Stored data
■ ■ ■ ■

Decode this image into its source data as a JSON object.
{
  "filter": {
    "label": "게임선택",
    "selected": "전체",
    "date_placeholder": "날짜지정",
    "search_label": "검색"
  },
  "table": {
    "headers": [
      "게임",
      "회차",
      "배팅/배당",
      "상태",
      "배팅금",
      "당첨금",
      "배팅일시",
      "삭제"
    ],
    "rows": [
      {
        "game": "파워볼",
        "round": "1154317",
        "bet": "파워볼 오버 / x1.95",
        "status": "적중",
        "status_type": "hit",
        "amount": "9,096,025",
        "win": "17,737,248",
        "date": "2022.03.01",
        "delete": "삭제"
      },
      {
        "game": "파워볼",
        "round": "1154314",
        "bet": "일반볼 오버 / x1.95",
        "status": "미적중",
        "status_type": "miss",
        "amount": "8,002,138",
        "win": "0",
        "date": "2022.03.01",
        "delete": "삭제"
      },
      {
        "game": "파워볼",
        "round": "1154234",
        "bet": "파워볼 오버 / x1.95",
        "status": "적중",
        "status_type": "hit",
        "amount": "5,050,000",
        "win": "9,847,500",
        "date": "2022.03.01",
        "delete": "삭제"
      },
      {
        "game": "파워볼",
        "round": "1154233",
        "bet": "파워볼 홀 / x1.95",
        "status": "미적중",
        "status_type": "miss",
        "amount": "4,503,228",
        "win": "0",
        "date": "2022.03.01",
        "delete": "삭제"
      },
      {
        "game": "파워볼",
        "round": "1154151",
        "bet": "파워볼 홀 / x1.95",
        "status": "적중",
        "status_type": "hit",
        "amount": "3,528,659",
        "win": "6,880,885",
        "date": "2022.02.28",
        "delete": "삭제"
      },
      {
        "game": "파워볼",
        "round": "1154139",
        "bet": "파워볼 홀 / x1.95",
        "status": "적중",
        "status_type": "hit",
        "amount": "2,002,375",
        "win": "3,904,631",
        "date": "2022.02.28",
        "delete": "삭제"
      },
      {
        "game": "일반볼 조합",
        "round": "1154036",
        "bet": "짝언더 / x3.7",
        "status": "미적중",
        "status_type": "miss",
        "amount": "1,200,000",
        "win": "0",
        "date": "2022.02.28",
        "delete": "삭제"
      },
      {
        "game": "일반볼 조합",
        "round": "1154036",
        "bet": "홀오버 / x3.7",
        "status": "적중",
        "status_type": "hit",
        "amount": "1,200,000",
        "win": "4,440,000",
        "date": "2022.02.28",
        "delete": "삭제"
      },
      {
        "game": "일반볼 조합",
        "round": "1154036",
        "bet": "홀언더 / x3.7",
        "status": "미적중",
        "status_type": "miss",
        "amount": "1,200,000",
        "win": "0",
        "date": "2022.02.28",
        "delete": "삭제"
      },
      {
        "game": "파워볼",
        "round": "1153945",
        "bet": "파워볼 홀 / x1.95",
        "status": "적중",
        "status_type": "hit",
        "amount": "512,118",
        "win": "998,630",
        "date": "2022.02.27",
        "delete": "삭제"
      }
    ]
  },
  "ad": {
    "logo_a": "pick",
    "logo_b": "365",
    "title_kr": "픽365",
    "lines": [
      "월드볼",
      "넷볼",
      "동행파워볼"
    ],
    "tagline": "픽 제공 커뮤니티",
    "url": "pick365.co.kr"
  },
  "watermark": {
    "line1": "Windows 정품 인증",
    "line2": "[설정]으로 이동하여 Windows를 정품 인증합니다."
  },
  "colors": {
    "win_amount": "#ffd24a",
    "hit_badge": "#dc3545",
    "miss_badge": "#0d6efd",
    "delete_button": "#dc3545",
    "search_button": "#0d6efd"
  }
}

■ ■ ■ ■

Return every record, word for word.

Decode this image into its source data as a JSON object.
{
  "filter": {
    "label": "게임선택",
    "selected": "전체",
    "date_placeholder": "날짜지정",
    "search_label": "검색"
  },
  "table": {
    "headers": [
      "게임",
      "회차",
      "배팅/배당",
      "상태",
      "배팅금",
      "당첨금",
      "배팅일시",
      "삭제"
    ],
    "rows": [
      {
        "game": "파워볼",
        "round": "1154317",
        "bet": "파워볼 오버 / x1.95",
        "status": "적중",
        "status_type": "hit",
        "amount": "9,096,025",
        "win": "17,737,248",
        "date": "2022.03.01",
        "delete": "삭제"
      },
      {
        "game": "파워볼",
        "round": "1154314",
        "bet": "일반볼 오버 / x1.95",
        "status": "미적중",
        "status_type": "miss",
        "amount": "8,002,138",
        "win": "0",
        "date": "2022.03.01",
        "delete": "삭제"
      },
      {
        "game": "파워볼",
        "round": "1154234",
        "bet": "파워볼 오버 / x1.95",
        "status": "적중",
        "status_type": "hit",
        "amount": "5,050,000",
        "win": "9,847,500",
        "date": "2022.03.01",
        "delete": "삭제"
      },
      {
        "game": "파워볼",
        "round": "1154233",
        "bet": "파워볼 홀 / x1.95",
        "status": "미적중",
        "status_type": "miss",
        "amount": "4,503,228",
        "win": "0",
        "date": "2022.03.01",
        "delete": "삭제"
      },
      {
        "game": "파워볼",
        "round": "1154151",
        "bet": "파워볼 홀 / x1.95",
        "status": "적중",
        "status_type": "hit",
        "amount": "3,528,659",
        "win": "6,880,885",
        "date": "2022.02.28",
        "delete": "삭제"
      },
      {
        "game": "파워볼",
        "round": "1154139",
        "bet": "파워볼 홀 / x1.95",
        "status": "적중",
        "status_type": "hit",
        "amount": "2,002,375",
        "win": "3,904,631",
        "date": "2022.02.28",
        "delete": "삭제"
      },
      {
        "game": "일반볼 조합",
        "round": "1154036",
        "bet": "짝언더 / x3.7",
        "status": "미적중",
        "status_type": "miss",
        "amount": "1,200,000",
        "win": "0",
        "date": "2022.02.28",
        "delete": "삭제"
      },
      {
        "game": "일반볼 조합",
        "round": "1154036",
        "bet": "홀오버 / x3.7",
        "status": "적중",
        "status_type": "hit",
        "amount": "1,200,000",
        "win": "4,440,000",
        "date": "2022.02.28",
        "delete": "삭제"
      },
      {
        "game": "일반볼 조합",
        "round": "1154036",
        "bet": "홀언더 / x3.7",
        "status": "미적중",
        "status_type": "miss",
        "amount": "1,200,000",
        "win": "0",
        "date": "2022.02.28",
        "delete": "삭제"
      },
      {
        "game": "파워볼",
        "round": "1153945",
        "bet": "파워볼 홀 / x1.95",
        "status": "적중",
        "status_type": "hit",
        "amount": "512,118",
        "win": "998,630",
        "date": "2022.02.27",
        "delete": "삭제"
      }
    ]
  },
  "ad": {
    "logo_a": "pick",
    "logo_b": "365",
    "title_kr": "픽365",
    "lines": [
      "월드볼",
      "넷볼",
      "동행파워볼"
    ],
    "tagline": "픽 제공 커뮤니티",
    "url": "pick365.co.kr"
  },
  "watermark": {
    "line1": "Windows 정품 인증",
    "line2": "[설정]으로 이동하여 Windows를 정품 인증합니다."
  },
  "colors": {
    "win_amount": "#ffd24a",
    "hit_badge": "#dc3545",
    "miss_badge": "#0d6efd",
    "delete_button": "#dc3545",
    "search_button": "#0d6efd"
  }
}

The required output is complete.